══ LISTING ══
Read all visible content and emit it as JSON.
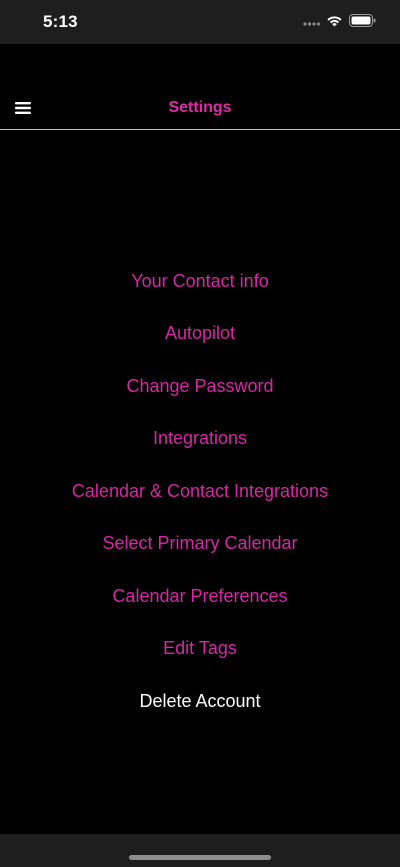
{
  "status_bar": {
    "time": "5:13",
    "icons": [
      "signal-dots-icon",
      "wifi-icon",
      "battery-icon"
    ]
  },
  "nav": {
    "title": "Settings",
    "menu_icon": "hamburger-menu-icon"
  },
  "menu": {
    "items": [
      {
        "label": "Your Contact info"
      },
      {
        "label": "Autopilot"
      },
      {
        "label": "Change Password"
      },
      {
        "label": "Integrations"
      },
      {
        "label": "Calendar & Contact Integrations"
      },
      {
        "label": "Select Primary Calendar"
      },
      {
        "label": "Calendar Preferences"
      },
      {
        "label": "Edit Tags"
      },
      {
        "label": "Delete Account"
      }
    ]
  },
  "colors": {
    "accent": "#d826a6",
    "background": "#000000",
    "bars": "#1e1e1e",
    "divider": "#bdbdbd"
  }
}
═══
◆ **TASK**
Take the records above and transcribe them exactly, dropping every picture.

◆ **TASK RESULT**
Read all visible content and emit it as JSON.
{
  "status_bar": {
    "time": "5:13",
    "icons": [
      "signal-dots-icon",
      "wifi-icon",
      "battery-icon"
    ]
  },
  "nav": {
    "title": "Settings",
    "menu_icon": "hamburger-menu-icon"
  },
  "menu": {
    "items": [
      {
        "label": "Your Contact info"
      },
      {
        "label": "Autopilot"
      },
      {
        "label": "Change Password"
      },
      {
        "label": "Integrations"
      },
      {
        "label": "Calendar & Contact Integrations"
      },
      {
        "label": "Select Primary Calendar"
      },
      {
        "label": "Calendar Preferences"
      },
      {
        "label": "Edit Tags"
      },
      {
        "label": "Delete Account"
      }
    ]
  },
  "colors": {
    "accent": "#d826a6",
    "background": "#000000",
    "bars": "#1e1e1e",
    "divider": "#bdbdbd"
  }
}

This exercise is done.